_Actions to take_.
(a) Reproduce word for word the passage of the piece on race sponsor names that begins with the words containing "Anyway, my point" and ends with "more like it.".
(b) Pick up the piece on race sponsor names after its last sentence and keep writing it.

_Provided text_.
######

I know, I know. Sponsorship money is getting harder and
harder to come by these days, and if you start limiting your search to
potential sponsors who actually have natural ties to racing, you might have to
switch to a job search before long. Do you really think the Auto Club Speedway
folks actually started their list of possible 2018 Xfinity race sponsors with
the “Roseanne” TV show?
Anyway, my point (you
do have a point to all of this, don’t you, Frank?) is that - as a certified
geezer - I long for the days of the American 500, the Capital City 300, the
Atlanta 500, or even the Poor Man’s 500, the 200-lap/100-mile race run at
Canfield, Ohio, on May 30, 1951, as a somewhat tongue-in-cheek alternative to
Indy.
Even though I’d
never heard of World Service Life outside of the Saturday race at Charlotte, this
was more like it.
Today, when you see one of those older names on a race,
you think, “Aww gee, they couldn’t get a sponsor again this year.”

######

_Data excerpts_.
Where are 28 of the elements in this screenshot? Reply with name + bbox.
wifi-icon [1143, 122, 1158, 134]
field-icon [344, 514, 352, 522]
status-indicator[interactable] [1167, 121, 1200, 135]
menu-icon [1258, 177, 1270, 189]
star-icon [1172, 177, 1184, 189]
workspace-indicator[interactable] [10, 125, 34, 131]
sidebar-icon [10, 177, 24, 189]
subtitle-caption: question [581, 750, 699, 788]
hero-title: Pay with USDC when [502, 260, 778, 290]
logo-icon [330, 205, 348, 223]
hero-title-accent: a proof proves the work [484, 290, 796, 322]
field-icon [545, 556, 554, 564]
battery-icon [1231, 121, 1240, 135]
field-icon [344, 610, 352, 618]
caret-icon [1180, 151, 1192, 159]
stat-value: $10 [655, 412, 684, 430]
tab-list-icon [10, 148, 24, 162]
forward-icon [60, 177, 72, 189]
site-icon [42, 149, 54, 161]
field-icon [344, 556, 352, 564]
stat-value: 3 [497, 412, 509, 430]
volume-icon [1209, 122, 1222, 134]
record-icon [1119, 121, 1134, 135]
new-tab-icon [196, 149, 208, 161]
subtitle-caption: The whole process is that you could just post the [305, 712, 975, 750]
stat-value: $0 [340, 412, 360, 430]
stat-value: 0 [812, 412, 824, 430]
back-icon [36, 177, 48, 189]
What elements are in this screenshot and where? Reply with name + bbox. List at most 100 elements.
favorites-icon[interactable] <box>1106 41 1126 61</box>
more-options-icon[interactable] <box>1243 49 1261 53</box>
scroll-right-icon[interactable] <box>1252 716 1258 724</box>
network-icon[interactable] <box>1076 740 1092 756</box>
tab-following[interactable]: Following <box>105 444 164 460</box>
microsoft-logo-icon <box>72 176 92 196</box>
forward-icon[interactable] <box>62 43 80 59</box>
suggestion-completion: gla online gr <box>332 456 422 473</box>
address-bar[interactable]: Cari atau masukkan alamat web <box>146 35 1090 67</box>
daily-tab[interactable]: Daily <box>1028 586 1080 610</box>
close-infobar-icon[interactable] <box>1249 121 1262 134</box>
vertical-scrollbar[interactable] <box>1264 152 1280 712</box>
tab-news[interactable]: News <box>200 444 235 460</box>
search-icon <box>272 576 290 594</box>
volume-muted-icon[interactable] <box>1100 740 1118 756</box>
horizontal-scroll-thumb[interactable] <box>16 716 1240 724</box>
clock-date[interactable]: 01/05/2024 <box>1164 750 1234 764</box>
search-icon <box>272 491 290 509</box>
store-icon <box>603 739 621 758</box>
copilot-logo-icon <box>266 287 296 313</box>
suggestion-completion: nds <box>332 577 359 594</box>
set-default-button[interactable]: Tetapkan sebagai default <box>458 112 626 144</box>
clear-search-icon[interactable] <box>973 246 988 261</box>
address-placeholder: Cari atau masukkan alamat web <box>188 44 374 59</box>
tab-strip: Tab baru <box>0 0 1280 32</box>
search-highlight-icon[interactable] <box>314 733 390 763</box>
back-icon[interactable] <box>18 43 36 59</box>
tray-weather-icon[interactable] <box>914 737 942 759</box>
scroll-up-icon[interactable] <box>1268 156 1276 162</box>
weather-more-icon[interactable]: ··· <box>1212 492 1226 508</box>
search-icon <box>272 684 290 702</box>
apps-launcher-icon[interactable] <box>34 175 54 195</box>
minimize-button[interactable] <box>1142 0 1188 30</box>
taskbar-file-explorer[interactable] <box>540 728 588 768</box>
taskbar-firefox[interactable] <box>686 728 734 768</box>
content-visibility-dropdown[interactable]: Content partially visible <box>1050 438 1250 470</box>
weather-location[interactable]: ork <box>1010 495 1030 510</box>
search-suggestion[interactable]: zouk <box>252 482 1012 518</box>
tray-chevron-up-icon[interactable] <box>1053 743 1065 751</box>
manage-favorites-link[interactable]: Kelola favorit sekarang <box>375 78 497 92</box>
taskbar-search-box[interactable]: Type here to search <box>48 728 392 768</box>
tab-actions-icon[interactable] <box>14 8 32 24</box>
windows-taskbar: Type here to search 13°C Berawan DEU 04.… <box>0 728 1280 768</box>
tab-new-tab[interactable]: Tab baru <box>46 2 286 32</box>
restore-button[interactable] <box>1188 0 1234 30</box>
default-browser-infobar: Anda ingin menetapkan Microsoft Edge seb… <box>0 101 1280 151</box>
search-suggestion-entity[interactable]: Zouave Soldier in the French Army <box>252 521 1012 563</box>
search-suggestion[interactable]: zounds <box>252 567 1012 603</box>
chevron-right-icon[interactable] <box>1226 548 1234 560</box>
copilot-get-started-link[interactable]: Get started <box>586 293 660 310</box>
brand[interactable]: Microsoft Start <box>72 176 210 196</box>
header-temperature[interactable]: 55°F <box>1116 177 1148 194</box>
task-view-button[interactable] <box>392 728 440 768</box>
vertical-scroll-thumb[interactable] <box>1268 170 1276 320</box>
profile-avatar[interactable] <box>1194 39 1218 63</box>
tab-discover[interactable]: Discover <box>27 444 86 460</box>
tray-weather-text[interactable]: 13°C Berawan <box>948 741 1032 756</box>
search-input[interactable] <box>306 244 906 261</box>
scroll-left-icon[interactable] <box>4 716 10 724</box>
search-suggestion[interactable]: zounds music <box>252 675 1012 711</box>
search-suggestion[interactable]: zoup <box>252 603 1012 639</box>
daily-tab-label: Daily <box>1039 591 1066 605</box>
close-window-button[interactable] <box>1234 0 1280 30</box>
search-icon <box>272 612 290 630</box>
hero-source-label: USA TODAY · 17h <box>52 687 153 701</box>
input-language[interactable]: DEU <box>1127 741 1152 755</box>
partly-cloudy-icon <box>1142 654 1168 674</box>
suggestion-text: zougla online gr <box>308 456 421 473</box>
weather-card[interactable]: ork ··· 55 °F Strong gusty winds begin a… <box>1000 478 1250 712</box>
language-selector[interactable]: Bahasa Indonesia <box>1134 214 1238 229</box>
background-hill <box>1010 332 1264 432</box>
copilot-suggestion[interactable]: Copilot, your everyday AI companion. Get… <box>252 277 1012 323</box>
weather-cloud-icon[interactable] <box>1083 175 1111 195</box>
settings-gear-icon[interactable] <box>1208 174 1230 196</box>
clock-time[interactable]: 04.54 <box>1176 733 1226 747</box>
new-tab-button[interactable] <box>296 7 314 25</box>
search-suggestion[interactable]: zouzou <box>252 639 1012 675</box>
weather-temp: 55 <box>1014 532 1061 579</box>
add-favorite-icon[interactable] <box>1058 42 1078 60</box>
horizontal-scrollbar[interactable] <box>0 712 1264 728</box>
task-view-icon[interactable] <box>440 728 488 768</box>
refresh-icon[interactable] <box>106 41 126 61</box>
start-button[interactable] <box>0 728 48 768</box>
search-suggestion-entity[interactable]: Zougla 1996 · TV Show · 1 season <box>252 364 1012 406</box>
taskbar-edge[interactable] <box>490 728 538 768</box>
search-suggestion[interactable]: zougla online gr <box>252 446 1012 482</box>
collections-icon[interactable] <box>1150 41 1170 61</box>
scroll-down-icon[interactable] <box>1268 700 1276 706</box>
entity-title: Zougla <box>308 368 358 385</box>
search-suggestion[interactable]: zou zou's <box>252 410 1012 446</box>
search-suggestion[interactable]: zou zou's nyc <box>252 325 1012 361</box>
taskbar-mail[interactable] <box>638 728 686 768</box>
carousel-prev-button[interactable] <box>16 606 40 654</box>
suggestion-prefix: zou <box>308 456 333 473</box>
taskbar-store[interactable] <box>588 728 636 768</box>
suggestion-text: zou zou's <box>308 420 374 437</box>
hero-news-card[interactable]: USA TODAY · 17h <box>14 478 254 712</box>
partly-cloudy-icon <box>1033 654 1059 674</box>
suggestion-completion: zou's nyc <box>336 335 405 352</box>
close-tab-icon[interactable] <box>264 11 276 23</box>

######

_Activity answers_.
(a)
Anyway, my point (you
do have a point to all of this, don’t you, Frank?) is that - as a certified
geezer - I long for the days of the American 500, the Capital City 300, the
Atlanta 500, or even the Poor Man’s 500, the 200-lap/100-mile race run at
Canfield, Ohio, on May 30, 1951, as a somewhat tongue-in-cheek alternative to
Indy.
Even though I’d
never heard of World Service Life outside of the Saturday race at Charlotte, this
was more like it.

(b)
When a race has
a sponsor, there are two ways to look at it: you can see a sponsored race that
looks like “this is really something”:
Coca-Cola 600 and Bank of America 500 at Charlotte, for example, or you
can think to yourself, “Is a young person who was at Atlanta last month likely
to tell her or his grandkids about something memorable from the Folds of Honor
QuikTrip 500?” Will anybody from Phoenix/ISM remember the event for having been
the TicketGuardian 400? (By the way, TicketGuardian states that, “Our vision from day one has
been to disrupt the ticketing insurance space,” which would have meant more to
me it I had known there was such a thing as the “ticketing insurance space” to
begin with.)
I certainly don’t mean anything ill of TicketGuardian, QuikTrip or Folds of Honor (and definitely
not of bowling), but these sponsorships convey neither the stereotypical
linkage of soft drinks, beer, oil or car brands with racing, nor - to be honest
- the permanence. If they’re still the names of these events in five years (and
if I’m still around in five years), I’ll freely admit to being surprised and
having been wrong.
I’m guessing
another reflection of how hard you had to work to get a sponsor is how small
the track’s name appears in relation to that of said sponsor.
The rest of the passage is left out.